Reproduce every line of the material below verbatim, without altering a single character.

Records of where elements appear

+ + + + +

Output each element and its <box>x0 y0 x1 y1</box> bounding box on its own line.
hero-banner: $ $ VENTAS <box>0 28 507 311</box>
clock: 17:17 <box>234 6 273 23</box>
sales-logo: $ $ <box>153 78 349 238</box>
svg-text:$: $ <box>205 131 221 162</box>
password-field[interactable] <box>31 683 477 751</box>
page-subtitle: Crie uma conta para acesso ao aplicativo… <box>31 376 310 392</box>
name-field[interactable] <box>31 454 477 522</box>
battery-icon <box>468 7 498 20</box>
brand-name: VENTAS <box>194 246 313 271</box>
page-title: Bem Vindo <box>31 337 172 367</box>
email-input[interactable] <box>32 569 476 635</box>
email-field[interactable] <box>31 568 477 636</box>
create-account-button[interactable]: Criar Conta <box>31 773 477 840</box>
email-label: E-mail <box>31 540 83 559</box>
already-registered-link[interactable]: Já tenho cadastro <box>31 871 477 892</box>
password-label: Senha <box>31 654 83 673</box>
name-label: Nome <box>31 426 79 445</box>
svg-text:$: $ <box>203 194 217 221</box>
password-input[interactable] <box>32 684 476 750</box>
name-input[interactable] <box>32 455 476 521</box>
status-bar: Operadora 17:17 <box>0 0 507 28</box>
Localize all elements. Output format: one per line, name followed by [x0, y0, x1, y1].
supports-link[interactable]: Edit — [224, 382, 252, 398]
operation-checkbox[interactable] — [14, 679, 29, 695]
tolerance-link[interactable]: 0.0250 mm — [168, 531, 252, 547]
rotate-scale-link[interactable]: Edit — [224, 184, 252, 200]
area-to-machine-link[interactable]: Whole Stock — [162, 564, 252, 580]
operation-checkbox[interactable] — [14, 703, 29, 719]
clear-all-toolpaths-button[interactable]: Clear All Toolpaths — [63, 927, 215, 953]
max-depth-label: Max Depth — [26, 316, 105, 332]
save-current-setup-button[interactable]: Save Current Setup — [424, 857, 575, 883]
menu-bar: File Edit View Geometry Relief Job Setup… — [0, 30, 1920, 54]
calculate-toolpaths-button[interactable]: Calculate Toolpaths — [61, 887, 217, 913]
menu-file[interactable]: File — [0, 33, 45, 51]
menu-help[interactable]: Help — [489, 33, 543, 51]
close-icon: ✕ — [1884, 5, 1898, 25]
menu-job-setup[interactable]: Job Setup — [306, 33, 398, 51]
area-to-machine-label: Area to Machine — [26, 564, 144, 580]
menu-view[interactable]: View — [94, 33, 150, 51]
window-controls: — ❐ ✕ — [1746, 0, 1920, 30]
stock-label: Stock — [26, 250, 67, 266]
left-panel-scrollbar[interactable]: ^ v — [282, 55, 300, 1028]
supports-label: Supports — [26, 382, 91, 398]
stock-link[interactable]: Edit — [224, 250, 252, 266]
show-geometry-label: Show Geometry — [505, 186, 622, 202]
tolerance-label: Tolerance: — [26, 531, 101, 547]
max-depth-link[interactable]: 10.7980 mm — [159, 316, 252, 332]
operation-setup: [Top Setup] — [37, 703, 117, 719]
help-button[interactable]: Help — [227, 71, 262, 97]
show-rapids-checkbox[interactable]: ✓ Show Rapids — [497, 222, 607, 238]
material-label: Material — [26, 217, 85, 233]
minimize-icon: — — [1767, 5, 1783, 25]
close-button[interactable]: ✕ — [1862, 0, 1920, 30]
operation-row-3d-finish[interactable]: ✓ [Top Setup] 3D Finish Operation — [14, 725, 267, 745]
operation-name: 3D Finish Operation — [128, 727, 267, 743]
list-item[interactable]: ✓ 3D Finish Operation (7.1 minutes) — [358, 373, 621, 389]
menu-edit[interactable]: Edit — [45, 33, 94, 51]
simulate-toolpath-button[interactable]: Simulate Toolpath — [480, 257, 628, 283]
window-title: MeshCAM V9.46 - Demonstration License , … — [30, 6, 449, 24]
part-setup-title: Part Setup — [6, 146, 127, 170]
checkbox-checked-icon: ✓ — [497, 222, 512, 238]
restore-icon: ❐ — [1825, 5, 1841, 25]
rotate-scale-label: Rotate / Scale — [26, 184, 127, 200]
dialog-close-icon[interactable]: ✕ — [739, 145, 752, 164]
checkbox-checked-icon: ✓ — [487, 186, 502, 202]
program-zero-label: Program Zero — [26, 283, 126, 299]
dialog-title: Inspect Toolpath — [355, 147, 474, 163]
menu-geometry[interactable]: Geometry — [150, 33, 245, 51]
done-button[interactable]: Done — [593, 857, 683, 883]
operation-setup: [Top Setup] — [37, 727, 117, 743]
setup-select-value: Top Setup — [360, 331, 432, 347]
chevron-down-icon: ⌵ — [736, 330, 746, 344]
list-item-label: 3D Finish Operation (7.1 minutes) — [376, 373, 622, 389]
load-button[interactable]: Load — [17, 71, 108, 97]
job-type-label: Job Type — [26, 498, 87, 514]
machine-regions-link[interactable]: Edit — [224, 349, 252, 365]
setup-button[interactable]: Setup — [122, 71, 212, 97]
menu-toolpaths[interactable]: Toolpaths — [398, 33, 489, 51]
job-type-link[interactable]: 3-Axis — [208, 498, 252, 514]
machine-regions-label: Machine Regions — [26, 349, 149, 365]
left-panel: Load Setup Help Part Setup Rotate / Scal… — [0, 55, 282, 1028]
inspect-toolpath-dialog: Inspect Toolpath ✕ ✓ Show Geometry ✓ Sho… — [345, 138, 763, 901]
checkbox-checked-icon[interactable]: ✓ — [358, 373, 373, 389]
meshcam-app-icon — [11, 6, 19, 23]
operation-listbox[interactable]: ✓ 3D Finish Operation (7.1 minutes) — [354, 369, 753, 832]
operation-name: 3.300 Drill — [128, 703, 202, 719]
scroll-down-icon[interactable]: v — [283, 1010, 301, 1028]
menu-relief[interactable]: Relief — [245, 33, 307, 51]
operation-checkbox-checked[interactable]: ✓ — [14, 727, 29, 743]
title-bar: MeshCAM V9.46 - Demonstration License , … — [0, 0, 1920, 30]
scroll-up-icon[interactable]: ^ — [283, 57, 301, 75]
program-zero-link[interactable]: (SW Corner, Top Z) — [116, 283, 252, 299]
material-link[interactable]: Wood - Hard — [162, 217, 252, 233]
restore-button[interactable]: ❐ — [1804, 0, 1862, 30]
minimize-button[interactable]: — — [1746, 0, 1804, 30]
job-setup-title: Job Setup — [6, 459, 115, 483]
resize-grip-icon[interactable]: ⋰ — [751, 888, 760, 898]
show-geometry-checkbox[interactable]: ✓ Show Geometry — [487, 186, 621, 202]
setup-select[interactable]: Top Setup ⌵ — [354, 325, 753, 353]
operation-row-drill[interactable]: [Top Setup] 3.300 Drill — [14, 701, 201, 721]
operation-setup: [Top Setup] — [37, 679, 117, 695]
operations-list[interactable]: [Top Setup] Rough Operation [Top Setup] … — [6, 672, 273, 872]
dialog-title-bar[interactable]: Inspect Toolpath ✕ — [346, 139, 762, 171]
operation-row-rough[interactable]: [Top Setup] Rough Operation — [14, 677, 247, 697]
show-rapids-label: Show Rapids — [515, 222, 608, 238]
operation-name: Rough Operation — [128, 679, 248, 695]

+ + + + +

:: ANSWER FOR THE TASK ::
Output each element and its <box>x0 y0 x1 y1</box> bounding box on its own line.
hero-banner: $ $ VENTAS <box>0 28 507 311</box>
clock: 17:17 <box>234 6 273 23</box>
sales-logo: $ $ <box>153 78 349 238</box>
svg-text:$: $ <box>205 131 221 162</box>
password-field[interactable] <box>31 683 477 751</box>
page-subtitle: Crie uma conta para acesso ao aplicativo… <box>31 376 310 392</box>
name-field[interactable] <box>31 454 477 522</box>
battery-icon <box>468 7 498 20</box>
brand-name: VENTAS <box>194 246 313 271</box>
page-title: Bem Vindo <box>31 337 172 367</box>
email-input[interactable] <box>32 569 476 635</box>
email-field[interactable] <box>31 568 477 636</box>
create-account-button[interactable]: Criar Conta <box>31 773 477 840</box>
email-label: E-mail <box>31 540 83 559</box>
already-registered-link[interactable]: Já tenho cadastro <box>31 871 477 892</box>
password-label: Senha <box>31 654 83 673</box>
name-label: Nome <box>31 426 79 445</box>
svg-text:$: $ <box>203 194 217 221</box>
password-input[interactable] <box>32 684 476 750</box>
name-input[interactable] <box>32 455 476 521</box>
status-bar: Operadora 17:17 <box>0 0 507 28</box>
Localize all elements. Output format: one per line, name followed by [x0, y0, x1, y1].
supports-link[interactable]: Edit — [224, 382, 252, 398]
operation-checkbox[interactable] — [14, 679, 29, 695]
tolerance-link[interactable]: 0.0250 mm — [168, 531, 252, 547]
rotate-scale-link[interactable]: Edit — [224, 184, 252, 200]
area-to-machine-link[interactable]: Whole Stock — [162, 564, 252, 580]
operation-checkbox[interactable] — [14, 703, 29, 719]
clear-all-toolpaths-button[interactable]: Clear All Toolpaths — [63, 927, 215, 953]
max-depth-label: Max Depth — [26, 316, 105, 332]
save-current-setup-button[interactable]: Save Current Setup — [424, 857, 575, 883]
menu-bar: File Edit View Geometry Relief Job Setup… — [0, 30, 1920, 54]
calculate-toolpaths-button[interactable]: Calculate Toolpaths — [61, 887, 217, 913]
menu-file[interactable]: File — [0, 33, 45, 51]
menu-help[interactable]: Help — [489, 33, 543, 51]
close-icon: ✕ — [1884, 5, 1898, 25]
menu-job-setup[interactable]: Job Setup — [306, 33, 398, 51]
area-to-machine-label: Area to Machine — [26, 564, 144, 580]
menu-view[interactable]: View — [94, 33, 150, 51]
window-controls: — ❐ ✕ — [1746, 0, 1920, 30]
stock-label: Stock — [26, 250, 67, 266]
left-panel-scrollbar[interactable]: ^ v — [282, 55, 300, 1028]
supports-label: Supports — [26, 382, 91, 398]
stock-link[interactable]: Edit — [224, 250, 252, 266]
show-geometry-label: Show Geometry — [505, 186, 622, 202]
tolerance-label: Tolerance: — [26, 531, 101, 547]
max-depth-link[interactable]: 10.7980 mm — [159, 316, 252, 332]
operation-setup: [Top Setup] — [37, 703, 117, 719]
help-button[interactable]: Help — [227, 71, 262, 97]
show-rapids-checkbox[interactable]: ✓ Show Rapids — [497, 222, 607, 238]
material-label: Material — [26, 217, 85, 233]
minimize-icon: — — [1767, 5, 1783, 25]
close-button[interactable]: ✕ — [1862, 0, 1920, 30]
operation-row-3d-finish[interactable]: ✓ [Top Setup] 3D Finish Operation — [14, 725, 267, 745]
operation-name: 3D Finish Operation — [128, 727, 267, 743]
list-item[interactable]: ✓ 3D Finish Operation (7.1 minutes) — [358, 373, 621, 389]
menu-edit[interactable]: Edit — [45, 33, 94, 51]
simulate-toolpath-button[interactable]: Simulate Toolpath — [480, 257, 628, 283]
window-title: MeshCAM V9.46 - Demonstration License , … — [30, 6, 449, 24]
part-setup-title: Part Setup — [6, 146, 127, 170]
checkbox-checked-icon: ✓ — [497, 222, 512, 238]
restore-icon: ❐ — [1825, 5, 1841, 25]
rotate-scale-label: Rotate / Scale — [26, 184, 127, 200]
dialog-close-icon[interactable]: ✕ — [739, 145, 752, 164]
checkbox-checked-icon: ✓ — [487, 186, 502, 202]
program-zero-label: Program Zero — [26, 283, 126, 299]
dialog-title: Inspect Toolpath — [355, 147, 474, 163]
menu-geometry[interactable]: Geometry — [150, 33, 245, 51]
done-button[interactable]: Done — [593, 857, 683, 883]
operation-setup: [Top Setup] — [37, 727, 117, 743]
setup-select-value: Top Setup — [360, 331, 432, 347]
chevron-down-icon: ⌵ — [736, 330, 746, 344]
list-item-label: 3D Finish Operation (7.1 minutes) — [376, 373, 622, 389]
load-button[interactable]: Load — [17, 71, 108, 97]
job-type-label: Job Type — [26, 498, 87, 514]
machine-regions-link[interactable]: Edit — [224, 349, 252, 365]
setup-button[interactable]: Setup — [122, 71, 212, 97]
menu-toolpaths[interactable]: Toolpaths — [398, 33, 489, 51]
job-type-link[interactable]: 3-Axis — [208, 498, 252, 514]
machine-regions-label: Machine Regions — [26, 349, 149, 365]
left-panel: Load Setup Help Part Setup Rotate / Scal… — [0, 55, 282, 1028]
inspect-toolpath-dialog: Inspect Toolpath ✕ ✓ Show Geometry ✓ Sho… — [345, 138, 763, 901]
checkbox-checked-icon[interactable]: ✓ — [358, 373, 373, 389]
meshcam-app-icon — [11, 6, 19, 23]
operation-listbox[interactable]: ✓ 3D Finish Operation (7.1 minutes) — [354, 369, 753, 832]
operation-name: 3.300 Drill — [128, 703, 202, 719]
scroll-down-icon[interactable]: v — [283, 1010, 301, 1028]
menu-relief[interactable]: Relief — [245, 33, 307, 51]
operation-checkbox-checked[interactable]: ✓ — [14, 727, 29, 743]
title-bar: MeshCAM V9.46 - Demonstration License , … — [0, 0, 1920, 30]
scroll-up-icon[interactable]: ^ — [283, 57, 301, 75]
program-zero-link[interactable]: (SW Corner, Top Z) — [116, 283, 252, 299]
material-link[interactable]: Wood - Hard — [162, 217, 252, 233]
restore-button[interactable]: ❐ — [1804, 0, 1862, 30]
minimize-button[interactable]: — — [1746, 0, 1804, 30]
job-setup-title: Job Setup — [6, 459, 115, 483]
resize-grip-icon[interactable]: ⋰ — [751, 888, 760, 898]
show-geometry-checkbox[interactable]: ✓ Show Geometry — [487, 186, 621, 202]
setup-select[interactable]: Top Setup ⌵ — [354, 325, 753, 353]
operation-row-drill[interactable]: [Top Setup] 3.300 Drill — [14, 701, 201, 721]
operation-setup: [Top Setup] — [37, 679, 117, 695]
operations-list[interactable]: [Top Setup] Rough Operation [Top Setup] … — [6, 672, 273, 872]
dialog-title-bar[interactable]: Inspect Toolpath ✕ — [346, 139, 762, 171]
operation-row-rough[interactable]: [Top Setup] Rough Operation — [14, 677, 247, 697]
show-rapids-label: Show Rapids — [515, 222, 608, 238]
operation-name: Rough Operation — [128, 679, 248, 695]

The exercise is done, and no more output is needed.